Lavori Pubblici

Pagamenti della Pa, cresce il disagio, partono i decreti ingiuntivi

Massimo Frontera

«Sa che succede? Che le imprese non stanno partecipando agli appalti. Chi può, sceglie di mettersi da parte». Il motivo? «L'amministrazione non paga». Vincere un appalto oggi, racconta Vincenzo Pirrone, imprenditore di Enna e delegato Ance per la Sicilia alla giornata del D-Day, snocciola un ragionamento lucido e allo stesso tempo agghiacciante. Il ragionamento è questo. Chi vince oggi un appalto pubblico ha praticamente la certezza di non venire pagato. Lavora, certo, ma si espone anche economicamente e - in questa fase congiunturale - quindi si indebolisce. Paradossale. Fino a pochi mesi fa il fenomeno dei ribassi d'asta, scatenava una concorrenza pazzesca a oggi appalto pubblicato. Ora si sta andando oltre. Se non si viene pagato è meglio restare alla finestra, perchè altrimenti il rischio è di aggravare le difficoltà. «Nel mercato degli appalti pubblico di Enna - riferisce sempre Pirrone», metà delle imprese si stanno fermando, non partecipano più alle gare».

Il rischio è di finire nella doppia morsa del credit crunch - perché le banche in questa fase non aiutano - e dei mancati pagamenti. Chi si indeboilisce entra anche nel mirino della criminalità organizzata, «pronta a ghermire prede ferite», interviene Andrea Vecchio, imprenditore di Catania, diventato un simbolo della lotta alla mafia sul terreno dei lavori pubblici. Anche la Cosedil di Andrea Vecchio è in difficoltà, come tante altre imprese in Sicilia e in Italia. «Abbiamo due milioni di crediti non pagati». La ragioni possono essere tante: «i Comuni non danno i soldi perché aspettano il trasferimenti della Regione». Le fatture non onorate della Cosedil portano la data del 2012, del 2011 e qualcuna anche del 2010.

**Voci del dataset**
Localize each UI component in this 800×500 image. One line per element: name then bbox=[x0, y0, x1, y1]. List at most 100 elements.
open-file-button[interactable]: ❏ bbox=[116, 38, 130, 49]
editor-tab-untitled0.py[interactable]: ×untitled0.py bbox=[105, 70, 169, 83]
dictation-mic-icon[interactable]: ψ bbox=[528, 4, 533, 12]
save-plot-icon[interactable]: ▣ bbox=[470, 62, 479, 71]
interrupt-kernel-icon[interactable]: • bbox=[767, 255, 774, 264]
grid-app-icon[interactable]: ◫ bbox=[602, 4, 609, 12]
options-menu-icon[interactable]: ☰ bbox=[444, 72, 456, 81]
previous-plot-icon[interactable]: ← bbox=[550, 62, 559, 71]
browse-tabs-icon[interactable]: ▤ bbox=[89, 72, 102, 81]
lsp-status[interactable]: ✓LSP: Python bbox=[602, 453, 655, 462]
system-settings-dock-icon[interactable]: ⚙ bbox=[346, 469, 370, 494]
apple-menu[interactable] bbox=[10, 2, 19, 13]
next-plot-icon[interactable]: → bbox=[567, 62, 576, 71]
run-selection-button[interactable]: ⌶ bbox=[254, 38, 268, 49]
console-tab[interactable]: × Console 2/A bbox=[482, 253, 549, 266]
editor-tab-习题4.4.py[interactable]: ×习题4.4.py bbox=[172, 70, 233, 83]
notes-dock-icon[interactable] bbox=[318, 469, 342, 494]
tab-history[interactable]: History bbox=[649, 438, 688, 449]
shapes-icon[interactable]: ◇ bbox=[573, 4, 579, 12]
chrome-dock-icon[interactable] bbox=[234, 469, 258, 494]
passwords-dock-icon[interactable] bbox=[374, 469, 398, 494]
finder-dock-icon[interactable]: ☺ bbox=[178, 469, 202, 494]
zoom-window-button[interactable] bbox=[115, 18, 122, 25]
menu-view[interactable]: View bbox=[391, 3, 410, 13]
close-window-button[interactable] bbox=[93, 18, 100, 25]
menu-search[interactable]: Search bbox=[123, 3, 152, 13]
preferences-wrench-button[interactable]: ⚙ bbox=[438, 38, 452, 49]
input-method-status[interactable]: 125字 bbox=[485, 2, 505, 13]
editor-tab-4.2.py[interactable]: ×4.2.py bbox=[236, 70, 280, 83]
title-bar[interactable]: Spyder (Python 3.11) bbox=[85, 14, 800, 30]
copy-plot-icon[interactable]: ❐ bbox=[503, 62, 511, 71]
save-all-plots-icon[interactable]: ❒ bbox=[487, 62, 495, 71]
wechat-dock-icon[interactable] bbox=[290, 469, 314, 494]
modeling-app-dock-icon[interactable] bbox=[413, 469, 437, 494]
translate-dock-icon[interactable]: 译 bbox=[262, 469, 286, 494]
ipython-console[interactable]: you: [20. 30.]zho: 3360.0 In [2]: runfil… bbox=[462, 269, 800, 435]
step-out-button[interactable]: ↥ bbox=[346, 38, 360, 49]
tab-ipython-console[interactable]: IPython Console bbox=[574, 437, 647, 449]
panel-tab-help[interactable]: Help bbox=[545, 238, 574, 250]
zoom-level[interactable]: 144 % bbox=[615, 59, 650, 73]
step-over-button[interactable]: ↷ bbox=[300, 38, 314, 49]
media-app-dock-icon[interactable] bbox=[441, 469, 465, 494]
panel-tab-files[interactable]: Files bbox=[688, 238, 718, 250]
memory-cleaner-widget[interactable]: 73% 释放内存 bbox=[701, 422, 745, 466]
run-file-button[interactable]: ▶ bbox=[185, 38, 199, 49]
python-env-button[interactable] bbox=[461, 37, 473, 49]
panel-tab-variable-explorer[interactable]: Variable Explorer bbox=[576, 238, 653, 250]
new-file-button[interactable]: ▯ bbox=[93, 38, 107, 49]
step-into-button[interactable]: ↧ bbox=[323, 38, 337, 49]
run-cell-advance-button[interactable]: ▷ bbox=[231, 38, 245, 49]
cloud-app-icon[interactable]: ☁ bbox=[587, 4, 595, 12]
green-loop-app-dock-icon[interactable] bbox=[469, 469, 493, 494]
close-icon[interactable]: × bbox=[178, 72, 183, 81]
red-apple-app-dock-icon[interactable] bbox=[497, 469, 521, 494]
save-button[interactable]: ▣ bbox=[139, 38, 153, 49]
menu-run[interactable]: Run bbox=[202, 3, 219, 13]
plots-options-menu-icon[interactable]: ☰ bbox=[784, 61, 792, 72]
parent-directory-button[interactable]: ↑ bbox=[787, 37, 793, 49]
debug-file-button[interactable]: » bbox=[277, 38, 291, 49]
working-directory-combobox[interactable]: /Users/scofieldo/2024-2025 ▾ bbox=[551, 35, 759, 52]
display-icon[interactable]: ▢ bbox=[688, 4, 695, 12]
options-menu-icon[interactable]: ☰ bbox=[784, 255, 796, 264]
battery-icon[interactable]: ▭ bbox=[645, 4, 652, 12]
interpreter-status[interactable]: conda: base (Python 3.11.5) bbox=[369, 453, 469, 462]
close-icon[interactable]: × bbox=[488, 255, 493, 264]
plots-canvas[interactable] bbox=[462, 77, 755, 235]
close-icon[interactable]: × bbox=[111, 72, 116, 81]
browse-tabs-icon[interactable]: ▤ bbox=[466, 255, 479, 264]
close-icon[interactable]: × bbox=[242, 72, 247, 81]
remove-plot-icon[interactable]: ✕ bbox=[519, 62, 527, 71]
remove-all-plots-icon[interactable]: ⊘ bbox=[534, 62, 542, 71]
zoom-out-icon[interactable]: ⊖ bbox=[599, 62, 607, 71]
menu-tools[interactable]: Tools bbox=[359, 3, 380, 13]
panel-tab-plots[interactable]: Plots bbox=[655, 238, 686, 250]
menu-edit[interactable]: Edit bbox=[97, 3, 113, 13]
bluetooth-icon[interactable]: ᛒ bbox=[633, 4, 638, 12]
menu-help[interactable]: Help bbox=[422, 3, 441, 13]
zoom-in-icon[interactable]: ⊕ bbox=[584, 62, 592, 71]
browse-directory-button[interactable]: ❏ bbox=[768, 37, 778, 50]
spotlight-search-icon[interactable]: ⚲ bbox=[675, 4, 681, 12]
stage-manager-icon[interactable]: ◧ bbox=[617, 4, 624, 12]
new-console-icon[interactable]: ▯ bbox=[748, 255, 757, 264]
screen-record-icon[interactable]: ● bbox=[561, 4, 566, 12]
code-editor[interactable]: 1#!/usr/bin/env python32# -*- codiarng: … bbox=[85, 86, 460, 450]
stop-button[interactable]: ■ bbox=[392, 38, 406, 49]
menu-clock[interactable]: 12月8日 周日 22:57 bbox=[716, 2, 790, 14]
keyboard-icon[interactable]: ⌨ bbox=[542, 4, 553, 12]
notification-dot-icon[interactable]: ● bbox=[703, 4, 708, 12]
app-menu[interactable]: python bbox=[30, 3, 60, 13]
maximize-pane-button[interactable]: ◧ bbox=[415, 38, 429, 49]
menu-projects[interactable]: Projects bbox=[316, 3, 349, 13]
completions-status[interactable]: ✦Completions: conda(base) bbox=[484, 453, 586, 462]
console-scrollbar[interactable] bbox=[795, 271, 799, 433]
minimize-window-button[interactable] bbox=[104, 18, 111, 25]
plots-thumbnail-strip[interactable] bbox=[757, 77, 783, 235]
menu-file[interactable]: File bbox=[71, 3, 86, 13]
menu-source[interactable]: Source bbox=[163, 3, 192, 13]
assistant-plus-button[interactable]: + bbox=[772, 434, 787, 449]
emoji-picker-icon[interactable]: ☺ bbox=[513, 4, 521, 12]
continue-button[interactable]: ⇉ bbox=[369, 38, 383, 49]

**Domande**
**a.** Nell'articolo sui pagamenti della pubblica amministrazione, a quanto ammontano i crediti non pagati della Cosedil?
**b.** Traduci in inglese questa frase dell'articolo sui pagamenti della pubblica amministrazione: "Anche la Cosedil di Andrea Vecchio è in difficoltà, come tante altre imprese in Sicilia e in Italia."
**c.** Scrivi il seguito dell'articolo sui ritardi nei pagamenti della pubblica amministrazione, riprendendo dopo l'ultima frase.
Le voci non hanno alcun legame con il testo della pagina.

**Risposte**
**a.** A due milioni.

**b.** Andrea Vecchio's Cosedil is also in difficulty, like many other companies in Sicily and in Italy.

**c.**
Dal Sud al nord. Ma la crisi morde tutti, anche nella ricca Brescia, anche a Modena. «Nell'ultimo anno le imprese sono fallite proprio perché la pubblica amministrazione non paga», racconta Mario Parolini, vicepresidente del collegio dei costruttori di Brescia e titolare dell'impresa di costruzione il cui fatturato è dovuto in massima parte al mercato pubblico. Dall'impresa lombarda alla Cmb di Carpi (Modena), storica coop di Modena e bige delle costruzioni, con maxi-commesse che reggono una filiera consistente di subappaltatori, fornitori, professionisti. Ma gli gli esempi non mancano. Storie di delusione, rabbia e sofferenza.

«Su 19 miliardi di debiti alle imprese – ha detto Paolo Buzzetti, presidente dell'Associazione nazionale dei costruttori edili (Ance) – 9 miliardi riguardano le imprese del sistema Ance. Stiamo finendo di raccogliere l'equivalente di un miliardo di crediti non pagati alle imprese, per i quali partiranno decreti ingiuntivi nei confronti delle amministrazioni debitrici».
L'annuncio è stato dato nel cosiddetto D Day, l'iniziativa pubblica che si è svolta a Roma, nella sede dell'associazione nazionale di settore, e che ha visto solidali con l'Ance tutte le altre componenti della filiera delle costruzioni, inclusi i professionisti della progettazione, «che sono i primi a non essere pagati», ha ricordato il presidente degli architetti Leopoldo Freyrie.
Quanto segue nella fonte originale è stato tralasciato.